> [TASK DETAILS]: Pick out each line of the records in which the word "และปร" appears.

Dataset entries:

___

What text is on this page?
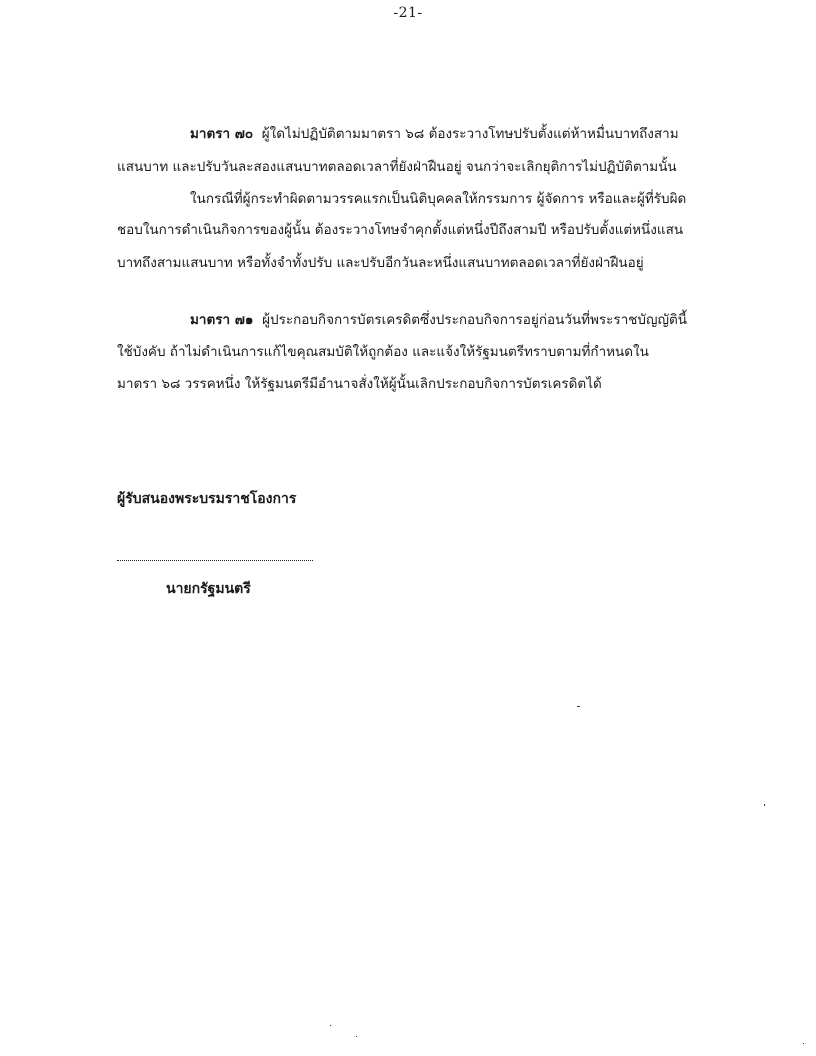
-21-
มาตรา ๗๐ ผู้ใดไม่ปฏิบัติตามมาตรา ๖๘ ต้องระวางโทษปรับตั้งแต่ห้าหมื่นบาทถึงสาม
แสนบาท และปรับวันละสองแสนบาทตลอดเวลาที่ยังฝ่าฝืนอยู่ จนกว่าจะเลิกยุติการไม่ปฏิบัติตามนั้น
ในกรณีที่ผู้กระทำผิดตามวรรคแรกเป็นนิติบุคคลให้กรรมการ ผู้จัดการ หรือและผู้ที่รับผิด
ชอบในการดำเนินกิจการของผู้นั้น ต้องระวางโทษจำคุกตั้งแต่หนึ่งปีถึงสามปี หรือปรับตั้งแต่หนึ่งแสน
บาทถึงสามแสนบาท หรือทั้งจำทั้งปรับ และปรับอีกวันละหนึ่งแสนบาทตลอดเวลาที่ยังฝ่าฝืนอยู่
มาตรา ๗๑ ผู้ประกอบกิจการบัตรเครดิตซึ่งประกอบกิจการอยู่ก่อนวันที่พระราชบัญญัตินี้
ใช้บังคับ ถ้าไม่ดำเนินการแก้ไขคุณสมบัติให้ถูกต้อง และแจ้งให้รัฐมนตรีทราบตามที่กำหนดใน
มาตรา ๖๘ วรรคหนึ่ง ให้รัฐมนตรีมีอำนาจสั่งให้ผู้นั้นเลิกประกอบกิจการบัตรเครดิตได้
ผู้รับสนองพระบรมราชโองการ
นายกรัฐมนตรี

___

> [SOLUTION TO THIS TASK]:
แสนบาท และปรับวันละสองแสนบาทตลอดเวลาที่ยังฝ่าฝืนอยู่ จนกว่าจะเลิกยุติการไม่ปฏิบัติตามนั้น
บาทถึงสามแสนบาท หรือทั้งจำทั้งปรับ และปรับอีกวันละหนึ่งแสนบาทตลอดเวลาที่ยังฝ่าฝืนอยู่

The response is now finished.